ENTRIES:
..............................
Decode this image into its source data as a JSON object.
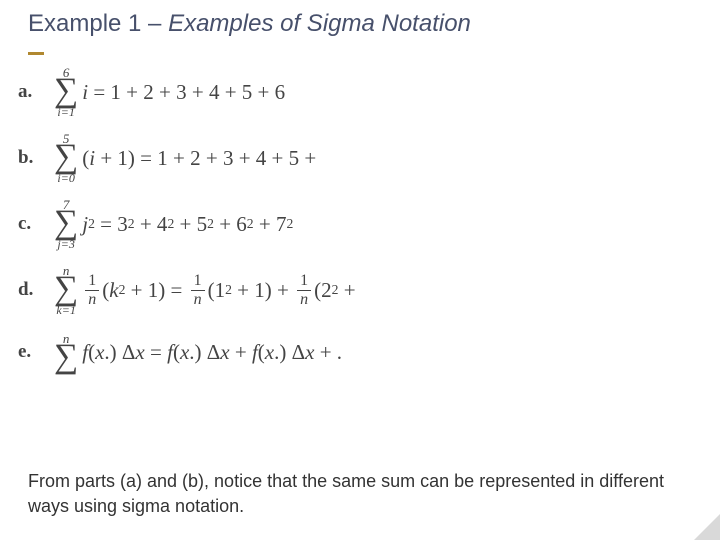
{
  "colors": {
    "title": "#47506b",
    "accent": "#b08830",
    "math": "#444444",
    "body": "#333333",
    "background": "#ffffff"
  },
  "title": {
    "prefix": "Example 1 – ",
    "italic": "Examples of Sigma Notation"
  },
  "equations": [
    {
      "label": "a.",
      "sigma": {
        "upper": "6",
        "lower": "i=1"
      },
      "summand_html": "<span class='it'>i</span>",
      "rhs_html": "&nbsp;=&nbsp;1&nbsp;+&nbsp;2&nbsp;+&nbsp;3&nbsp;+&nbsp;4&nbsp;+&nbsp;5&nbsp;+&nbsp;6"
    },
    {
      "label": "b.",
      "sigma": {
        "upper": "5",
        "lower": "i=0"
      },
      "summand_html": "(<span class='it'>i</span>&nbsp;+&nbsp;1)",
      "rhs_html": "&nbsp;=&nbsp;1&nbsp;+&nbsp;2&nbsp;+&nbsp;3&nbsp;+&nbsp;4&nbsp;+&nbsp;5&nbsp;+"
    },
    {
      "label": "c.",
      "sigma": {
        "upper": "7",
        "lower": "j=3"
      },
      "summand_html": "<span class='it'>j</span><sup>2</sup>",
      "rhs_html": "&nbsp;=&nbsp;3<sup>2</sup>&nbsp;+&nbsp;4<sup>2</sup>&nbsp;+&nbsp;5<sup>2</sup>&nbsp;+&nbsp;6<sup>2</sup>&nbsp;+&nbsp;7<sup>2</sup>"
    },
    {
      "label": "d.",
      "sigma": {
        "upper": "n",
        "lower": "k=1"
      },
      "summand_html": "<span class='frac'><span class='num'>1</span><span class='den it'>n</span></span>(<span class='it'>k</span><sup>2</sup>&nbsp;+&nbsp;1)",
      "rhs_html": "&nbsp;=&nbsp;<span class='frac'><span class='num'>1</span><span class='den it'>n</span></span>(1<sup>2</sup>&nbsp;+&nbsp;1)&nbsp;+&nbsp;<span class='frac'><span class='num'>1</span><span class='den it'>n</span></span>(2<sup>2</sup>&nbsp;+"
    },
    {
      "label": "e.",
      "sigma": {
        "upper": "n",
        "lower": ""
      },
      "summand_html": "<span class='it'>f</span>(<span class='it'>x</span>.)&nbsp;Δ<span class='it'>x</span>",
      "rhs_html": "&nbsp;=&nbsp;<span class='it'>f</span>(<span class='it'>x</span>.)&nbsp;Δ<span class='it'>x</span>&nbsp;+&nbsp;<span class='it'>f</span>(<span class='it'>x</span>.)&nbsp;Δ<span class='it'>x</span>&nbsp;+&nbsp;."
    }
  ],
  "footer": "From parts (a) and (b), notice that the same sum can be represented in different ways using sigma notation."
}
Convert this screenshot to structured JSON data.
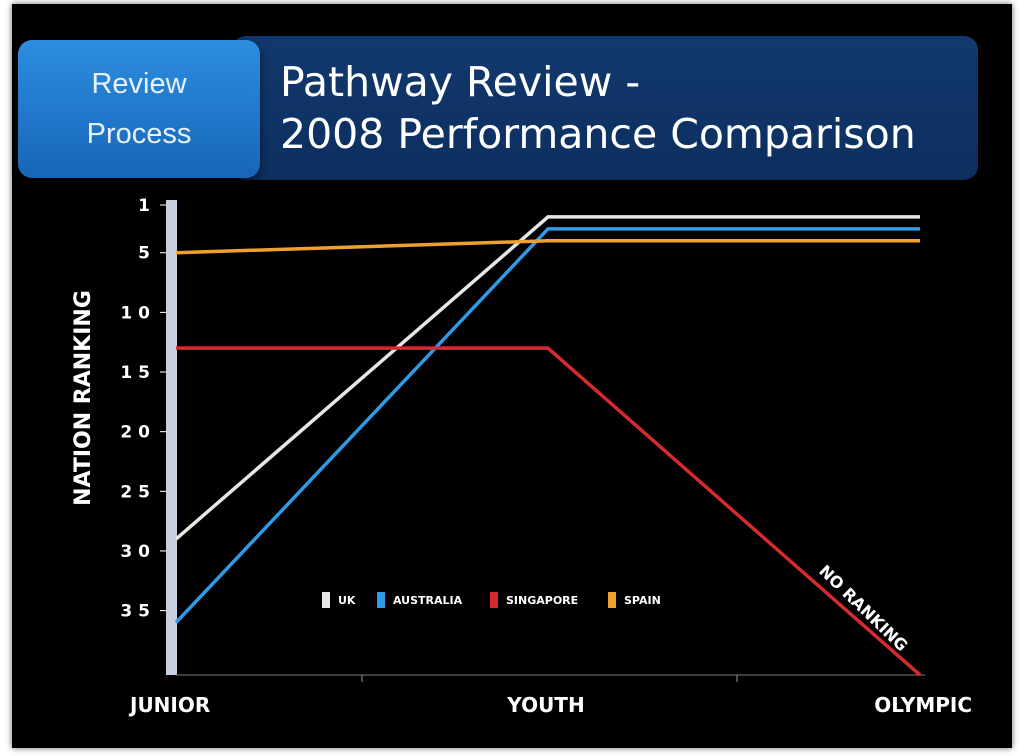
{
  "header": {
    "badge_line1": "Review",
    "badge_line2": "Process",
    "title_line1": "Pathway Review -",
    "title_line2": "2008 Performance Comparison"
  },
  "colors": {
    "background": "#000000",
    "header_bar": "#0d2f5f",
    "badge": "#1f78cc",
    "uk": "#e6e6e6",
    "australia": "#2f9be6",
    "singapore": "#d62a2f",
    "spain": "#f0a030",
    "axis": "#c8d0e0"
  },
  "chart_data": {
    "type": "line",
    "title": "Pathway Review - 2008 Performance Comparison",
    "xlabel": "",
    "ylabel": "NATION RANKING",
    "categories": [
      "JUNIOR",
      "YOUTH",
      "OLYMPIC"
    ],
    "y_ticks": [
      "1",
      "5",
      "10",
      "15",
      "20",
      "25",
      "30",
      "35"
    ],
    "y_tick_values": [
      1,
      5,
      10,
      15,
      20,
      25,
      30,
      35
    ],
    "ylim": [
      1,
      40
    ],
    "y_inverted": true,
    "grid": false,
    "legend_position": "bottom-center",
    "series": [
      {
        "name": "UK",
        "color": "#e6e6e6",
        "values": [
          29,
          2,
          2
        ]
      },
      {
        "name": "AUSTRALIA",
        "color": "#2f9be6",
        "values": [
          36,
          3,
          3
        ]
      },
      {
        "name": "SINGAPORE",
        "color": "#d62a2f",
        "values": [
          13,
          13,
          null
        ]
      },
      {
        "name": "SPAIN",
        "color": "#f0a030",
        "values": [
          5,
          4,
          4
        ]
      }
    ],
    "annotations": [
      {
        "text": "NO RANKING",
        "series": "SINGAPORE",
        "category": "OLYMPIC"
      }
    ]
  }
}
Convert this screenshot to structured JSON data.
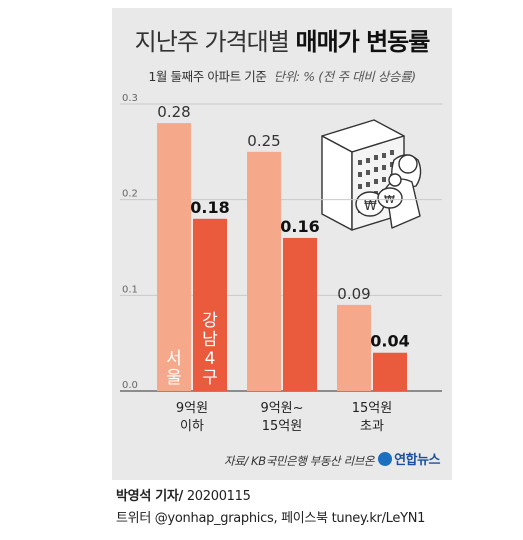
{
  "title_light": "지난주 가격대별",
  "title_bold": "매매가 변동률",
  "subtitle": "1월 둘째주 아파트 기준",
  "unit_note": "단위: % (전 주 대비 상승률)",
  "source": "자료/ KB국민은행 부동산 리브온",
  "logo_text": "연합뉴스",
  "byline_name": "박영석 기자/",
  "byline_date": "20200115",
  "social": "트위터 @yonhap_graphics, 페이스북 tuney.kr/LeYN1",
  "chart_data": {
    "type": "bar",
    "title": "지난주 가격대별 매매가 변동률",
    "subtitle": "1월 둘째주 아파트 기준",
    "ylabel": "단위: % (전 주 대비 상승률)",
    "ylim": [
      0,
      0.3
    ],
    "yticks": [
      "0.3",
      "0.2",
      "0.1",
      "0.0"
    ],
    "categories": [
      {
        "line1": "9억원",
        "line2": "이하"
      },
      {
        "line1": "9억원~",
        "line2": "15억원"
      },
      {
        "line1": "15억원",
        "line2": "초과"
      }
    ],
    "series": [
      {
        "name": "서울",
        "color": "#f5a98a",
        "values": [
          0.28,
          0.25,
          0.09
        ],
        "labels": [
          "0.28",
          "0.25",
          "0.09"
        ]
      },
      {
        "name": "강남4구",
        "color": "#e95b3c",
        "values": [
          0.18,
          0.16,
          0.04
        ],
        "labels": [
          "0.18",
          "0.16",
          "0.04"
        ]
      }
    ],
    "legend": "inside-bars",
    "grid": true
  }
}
..............................
REQUIRED TASK:
Copy each line in full and exactly, omitting any picture.

FULL RESPONSE:
Decode this image into its source data as a JSON object.
{
  "colors": {
    "title": "#47506b",
    "accent": "#b08830",
    "math": "#444444",
    "body": "#333333",
    "background": "#ffffff"
  },
  "title": {
    "prefix": "Example 1 – ",
    "italic": "Examples of Sigma Notation"
  },
  "equations": [
    {
      "label": "a.",
      "sigma": {
        "upper": "6",
        "lower": "i=1"
      },
      "summand_html": "<span class='it'>i</span>",
      "rhs_html": "&nbsp;=&nbsp;1&nbsp;+&nbsp;2&nbsp;+&nbsp;3&nbsp;+&nbsp;4&nbsp;+&nbsp;5&nbsp;+&nbsp;6"
    },
    {
      "label": "b.",
      "sigma": {
        "upper": "5",
        "lower": "i=0"
      },
      "summand_html": "(<span class='it'>i</span>&nbsp;+&nbsp;1)",
      "rhs_html": "&nbsp;=&nbsp;1&nbsp;+&nbsp;2&nbsp;+&nbsp;3&nbsp;+&nbsp;4&nbsp;+&nbsp;5&nbsp;+"
    },
    {
      "label": "c.",
      "sigma": {
        "upper": "7",
        "lower": "j=3"
      },
      "summand_html": "<span class='it'>j</span><sup>2</sup>",
      "rhs_html": "&nbsp;=&nbsp;3<sup>2</sup>&nbsp;+&nbsp;4<sup>2</sup>&nbsp;+&nbsp;5<sup>2</sup>&nbsp;+&nbsp;6<sup>2</sup>&nbsp;+&nbsp;7<sup>2</sup>"
    },
    {
      "label": "d.",
      "sigma": {
        "upper": "n",
        "lower": "k=1"
      },
      "summand_html": "<span class='frac'><span class='num'>1</span><span class='den it'>n</span></span>(<span class='it'>k</span><sup>2</sup>&nbsp;+&nbsp;1)",
      "rhs_html": "&nbsp;=&nbsp;<span class='frac'><span class='num'>1</span><span class='den it'>n</span></span>(1<sup>2</sup>&nbsp;+&nbsp;1)&nbsp;+&nbsp;<span class='frac'><span class='num'>1</span><span class='den it'>n</span></span>(2<sup>2</sup>&nbsp;+"
    },
    {
      "label": "e.",
      "sigma": {
        "upper": "n",
        "lower": ""
      },
      "summand_html": "<span class='it'>f</span>(<span class='it'>x</span>.)&nbsp;Δ<span class='it'>x</span>",
      "rhs_html": "&nbsp;=&nbsp;<span class='it'>f</span>(<span class='it'>x</span>.)&nbsp;Δ<span class='it'>x</span>&nbsp;+&nbsp;<span class='it'>f</span>(<span class='it'>x</span>.)&nbsp;Δ<span class='it'>x</span>&nbsp;+&nbsp;."
    }
  ],
  "footer": "From parts (a) and (b), notice that the same sum can be represented in different ways using sigma notation."
}
Convert this screenshot to structured JSON data.
{
  "header": {
    "badge_line1": "Review",
    "badge_line2": "Process",
    "title_line1": "Pathway Review -",
    "title_line2": "2008 Performance Comparison"
  },
  "colors": {
    "background": "#000000",
    "header_bar": "#0d2f5f",
    "badge": "#1f78cc",
    "uk": "#e6e6e6",
    "australia": "#2f9be6",
    "singapore": "#d62a2f",
    "spain": "#f0a030",
    "axis": "#c8d0e0"
  },
  "chart_data": {
    "type": "line",
    "title": "Pathway Review - 2008 Performance Comparison",
    "xlabel": "",
    "ylabel": "NATION RANKING",
    "categories": [
      "JUNIOR",
      "YOUTH",
      "OLYMPIC"
    ],
    "y_ticks": [
      "1",
      "5",
      "10",
      "15",
      "20",
      "25",
      "30",
      "35"
    ],
    "y_tick_values": [
      1,
      5,
      10,
      15,
      20,
      25,
      30,
      35
    ],
    "ylim": [
      1,
      40
    ],
    "y_inverted": true,
    "grid": false,
    "legend_position": "bottom-center",
    "series": [
      {
        "name": "UK",
        "color": "#e6e6e6",
        "values": [
          29,
          2,
          2
        ]
      },
      {
        "name": "AUSTRALIA",
        "color": "#2f9be6",
        "values": [
          36,
          3,
          3
        ]
      },
      {
        "name": "SINGAPORE",
        "color": "#d62a2f",
        "values": [
          13,
          13,
          null
        ]
      },
      {
        "name": "SPAIN",
        "color": "#f0a030",
        "values": [
          5,
          4,
          4
        ]
      }
    ],
    "annotations": [
      {
        "text": "NO RANKING",
        "series": "SINGAPORE",
        "category": "OLYMPIC"
      }
    ]
  }
}
Convert this screenshot to structured JSON data.
{
  "title_light": "지난주 가격대별",
  "title_bold": "매매가 변동률",
  "subtitle": "1월 둘째주 아파트 기준",
  "unit_note": "단위: % (전 주 대비 상승률)",
  "source": "자료/ KB국민은행 부동산 리브온",
  "logo_text": "연합뉴스",
  "byline_name": "박영석 기자/",
  "byline_date": "20200115",
  "social": "트위터 @yonhap_graphics, 페이스북 tuney.kr/LeYN1",
  "chart_data": {
    "type": "bar",
    "title": "지난주 가격대별 매매가 변동률",
    "subtitle": "1월 둘째주 아파트 기준",
    "ylabel": "단위: % (전 주 대비 상승률)",
    "ylim": [
      0,
      0.3
    ],
    "yticks": [
      "0.3",
      "0.2",
      "0.1",
      "0.0"
    ],
    "categories": [
      {
        "line1": "9억원",
        "line2": "이하"
      },
      {
        "line1": "9억원~",
        "line2": "15억원"
      },
      {
        "line1": "15억원",
        "line2": "초과"
      }
    ],
    "series": [
      {
        "name": "서울",
        "color": "#f5a98a",
        "values": [
          0.28,
          0.25,
          0.09
        ],
        "labels": [
          "0.28",
          "0.25",
          "0.09"
        ]
      },
      {
        "name": "강남4구",
        "color": "#e95b3c",
        "values": [
          0.18,
          0.16,
          0.04
        ],
        "labels": [
          "0.18",
          "0.16",
          "0.04"
        ]
      }
    ],
    "legend": "inside-bars",
    "grid": true
  }
}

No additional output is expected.